[What is expected] Set down every entry again word for word, please, but skip the pictures.

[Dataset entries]
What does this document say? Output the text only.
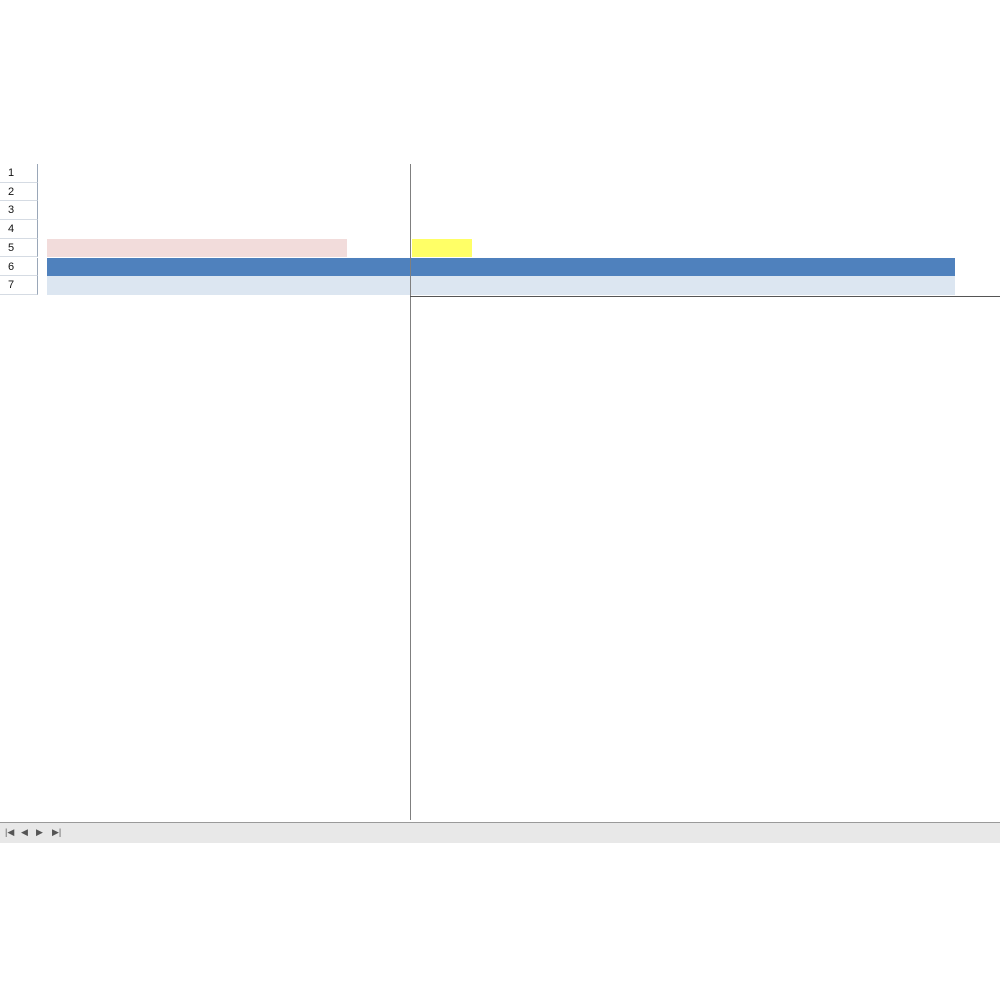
1
2
3
4
5
6
7
|◀ ◀ ▶ ▶|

[Result of the task]
What does this document say? Output the text only.
1
2
3
4
5
6
7
|◀ ◀ ▶ ▶|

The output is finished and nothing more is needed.